## SUPPLIED DATA
──────
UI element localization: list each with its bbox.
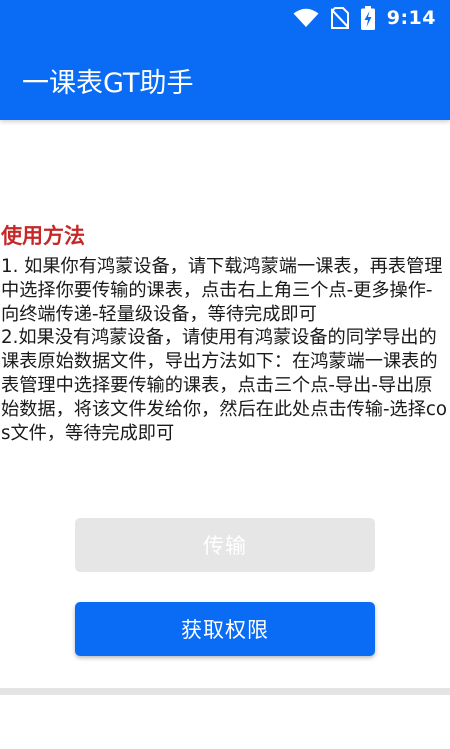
──────
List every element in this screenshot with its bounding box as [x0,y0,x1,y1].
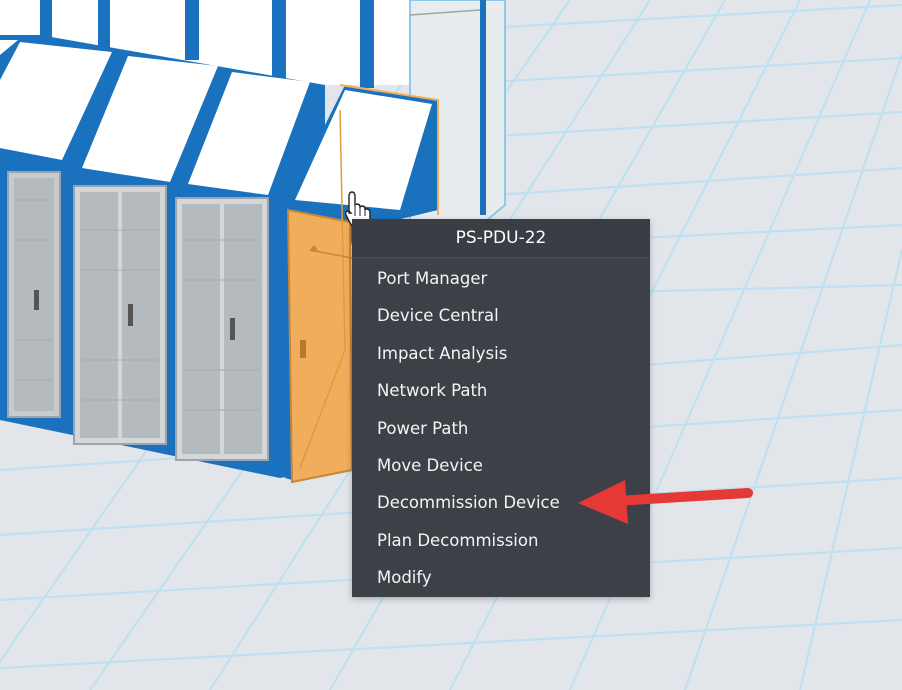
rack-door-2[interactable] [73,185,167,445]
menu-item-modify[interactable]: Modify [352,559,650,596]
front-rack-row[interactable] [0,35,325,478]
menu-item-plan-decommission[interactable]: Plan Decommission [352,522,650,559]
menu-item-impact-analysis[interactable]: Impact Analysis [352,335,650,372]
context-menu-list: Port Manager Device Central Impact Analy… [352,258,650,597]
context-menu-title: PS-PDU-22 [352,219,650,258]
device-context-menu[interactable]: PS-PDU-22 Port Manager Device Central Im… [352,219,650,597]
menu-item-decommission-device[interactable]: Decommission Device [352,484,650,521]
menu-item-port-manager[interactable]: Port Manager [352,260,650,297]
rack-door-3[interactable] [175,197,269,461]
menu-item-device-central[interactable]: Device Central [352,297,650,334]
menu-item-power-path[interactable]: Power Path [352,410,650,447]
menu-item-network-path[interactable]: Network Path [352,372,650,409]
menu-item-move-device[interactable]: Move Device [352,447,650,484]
──────
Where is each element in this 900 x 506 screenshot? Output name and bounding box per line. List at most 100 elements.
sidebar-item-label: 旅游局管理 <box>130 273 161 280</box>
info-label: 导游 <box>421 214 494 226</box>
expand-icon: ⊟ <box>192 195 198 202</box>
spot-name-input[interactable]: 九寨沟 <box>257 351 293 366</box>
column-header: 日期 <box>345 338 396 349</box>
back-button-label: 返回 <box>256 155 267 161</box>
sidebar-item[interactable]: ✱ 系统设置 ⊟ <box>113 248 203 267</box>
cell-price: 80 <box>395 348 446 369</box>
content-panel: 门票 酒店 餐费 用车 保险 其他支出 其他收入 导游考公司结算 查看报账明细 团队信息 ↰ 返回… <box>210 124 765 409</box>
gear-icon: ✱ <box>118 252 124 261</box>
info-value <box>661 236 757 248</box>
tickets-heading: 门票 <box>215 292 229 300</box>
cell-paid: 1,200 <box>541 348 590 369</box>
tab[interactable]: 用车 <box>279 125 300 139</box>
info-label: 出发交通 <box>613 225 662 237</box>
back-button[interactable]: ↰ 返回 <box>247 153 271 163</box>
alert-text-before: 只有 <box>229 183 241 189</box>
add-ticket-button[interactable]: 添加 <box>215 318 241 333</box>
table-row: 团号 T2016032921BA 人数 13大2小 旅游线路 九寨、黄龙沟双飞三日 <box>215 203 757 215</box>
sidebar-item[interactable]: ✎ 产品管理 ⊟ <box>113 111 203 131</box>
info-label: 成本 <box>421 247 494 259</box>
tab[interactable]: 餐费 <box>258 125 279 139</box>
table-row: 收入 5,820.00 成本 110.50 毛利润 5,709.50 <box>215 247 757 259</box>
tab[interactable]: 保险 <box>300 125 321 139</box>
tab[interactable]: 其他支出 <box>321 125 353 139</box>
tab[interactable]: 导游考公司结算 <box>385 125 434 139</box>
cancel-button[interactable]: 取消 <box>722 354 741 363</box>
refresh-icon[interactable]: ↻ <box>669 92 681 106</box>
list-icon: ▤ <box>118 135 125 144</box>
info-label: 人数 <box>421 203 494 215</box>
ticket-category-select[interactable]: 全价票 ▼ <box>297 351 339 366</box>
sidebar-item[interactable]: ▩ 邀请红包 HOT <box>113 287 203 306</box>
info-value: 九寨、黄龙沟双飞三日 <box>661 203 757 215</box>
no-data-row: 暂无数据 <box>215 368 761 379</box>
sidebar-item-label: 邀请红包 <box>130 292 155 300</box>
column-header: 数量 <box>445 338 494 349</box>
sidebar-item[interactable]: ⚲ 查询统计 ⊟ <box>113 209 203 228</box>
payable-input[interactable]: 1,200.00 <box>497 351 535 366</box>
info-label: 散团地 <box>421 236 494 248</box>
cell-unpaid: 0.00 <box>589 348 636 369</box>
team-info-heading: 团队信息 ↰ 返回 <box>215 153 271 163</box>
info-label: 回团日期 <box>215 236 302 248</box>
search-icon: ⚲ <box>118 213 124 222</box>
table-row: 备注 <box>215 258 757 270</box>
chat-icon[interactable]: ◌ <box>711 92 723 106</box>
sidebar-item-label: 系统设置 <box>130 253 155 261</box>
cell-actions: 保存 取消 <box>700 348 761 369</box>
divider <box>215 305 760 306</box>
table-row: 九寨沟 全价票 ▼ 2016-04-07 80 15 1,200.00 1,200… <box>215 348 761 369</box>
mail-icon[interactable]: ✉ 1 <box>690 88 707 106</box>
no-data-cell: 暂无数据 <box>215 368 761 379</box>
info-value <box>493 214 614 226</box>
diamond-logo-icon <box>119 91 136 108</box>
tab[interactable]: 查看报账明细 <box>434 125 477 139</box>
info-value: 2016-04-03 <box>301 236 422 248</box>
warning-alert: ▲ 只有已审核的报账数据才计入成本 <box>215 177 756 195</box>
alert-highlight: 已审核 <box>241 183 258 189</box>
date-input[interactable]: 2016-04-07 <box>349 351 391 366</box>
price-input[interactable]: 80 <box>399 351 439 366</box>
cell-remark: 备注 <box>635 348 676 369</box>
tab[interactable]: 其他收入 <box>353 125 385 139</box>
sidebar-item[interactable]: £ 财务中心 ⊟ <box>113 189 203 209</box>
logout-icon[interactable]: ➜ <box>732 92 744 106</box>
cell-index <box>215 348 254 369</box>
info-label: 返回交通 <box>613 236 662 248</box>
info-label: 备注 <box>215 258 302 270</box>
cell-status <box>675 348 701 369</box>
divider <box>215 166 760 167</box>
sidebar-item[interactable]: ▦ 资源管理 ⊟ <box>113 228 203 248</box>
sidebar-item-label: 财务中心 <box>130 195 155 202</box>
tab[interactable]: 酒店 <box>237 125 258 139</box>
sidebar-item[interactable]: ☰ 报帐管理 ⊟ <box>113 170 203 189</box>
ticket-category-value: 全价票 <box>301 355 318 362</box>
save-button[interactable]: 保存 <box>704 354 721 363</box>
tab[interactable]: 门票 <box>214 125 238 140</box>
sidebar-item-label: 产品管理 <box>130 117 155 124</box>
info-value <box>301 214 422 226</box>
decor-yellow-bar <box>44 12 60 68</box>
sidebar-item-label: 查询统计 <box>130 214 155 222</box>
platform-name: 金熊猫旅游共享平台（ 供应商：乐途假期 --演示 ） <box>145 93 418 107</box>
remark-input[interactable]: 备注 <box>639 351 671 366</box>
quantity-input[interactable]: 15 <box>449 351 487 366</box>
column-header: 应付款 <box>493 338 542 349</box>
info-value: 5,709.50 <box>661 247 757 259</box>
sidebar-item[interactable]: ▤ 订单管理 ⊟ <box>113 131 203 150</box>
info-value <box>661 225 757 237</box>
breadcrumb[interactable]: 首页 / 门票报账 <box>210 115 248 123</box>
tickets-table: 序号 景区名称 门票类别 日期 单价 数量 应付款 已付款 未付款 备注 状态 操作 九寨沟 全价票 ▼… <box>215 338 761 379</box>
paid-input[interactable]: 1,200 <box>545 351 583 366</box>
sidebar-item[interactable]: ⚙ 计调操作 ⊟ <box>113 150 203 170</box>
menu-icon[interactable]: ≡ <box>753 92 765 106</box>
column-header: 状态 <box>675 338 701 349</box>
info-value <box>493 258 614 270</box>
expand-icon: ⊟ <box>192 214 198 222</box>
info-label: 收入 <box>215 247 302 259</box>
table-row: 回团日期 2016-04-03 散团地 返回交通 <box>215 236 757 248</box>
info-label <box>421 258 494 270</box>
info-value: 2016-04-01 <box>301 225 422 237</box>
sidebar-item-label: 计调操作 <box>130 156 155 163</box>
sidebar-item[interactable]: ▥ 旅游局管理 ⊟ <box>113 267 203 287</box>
──────
Copy the rows starting at the line containing "List every element" and ending at the line containing "rack-door-3[interactable] [175,197,269,461]", including both of those lines. Omit the pictures from your copy.

List every element in this screenshot with its bounding box as [x0,y0,x1,y1].
rack-door-2[interactable] [73,185,167,445]
menu-item-modify[interactable]: Modify [352,559,650,596]
front-rack-row[interactable] [0,35,325,478]
menu-item-plan-decommission[interactable]: Plan Decommission [352,522,650,559]
menu-item-impact-analysis[interactable]: Impact Analysis [352,335,650,372]
context-menu-list: Port Manager Device Central Impact Analy… [352,258,650,597]
context-menu-title: PS-PDU-22 [352,219,650,258]
device-context-menu[interactable]: PS-PDU-22 Port Manager Device Central Im… [352,219,650,597]
menu-item-decommission-device[interactable]: Decommission Device [352,484,650,521]
menu-item-port-manager[interactable]: Port Manager [352,260,650,297]
rack-door-3[interactable] [175,197,269,461]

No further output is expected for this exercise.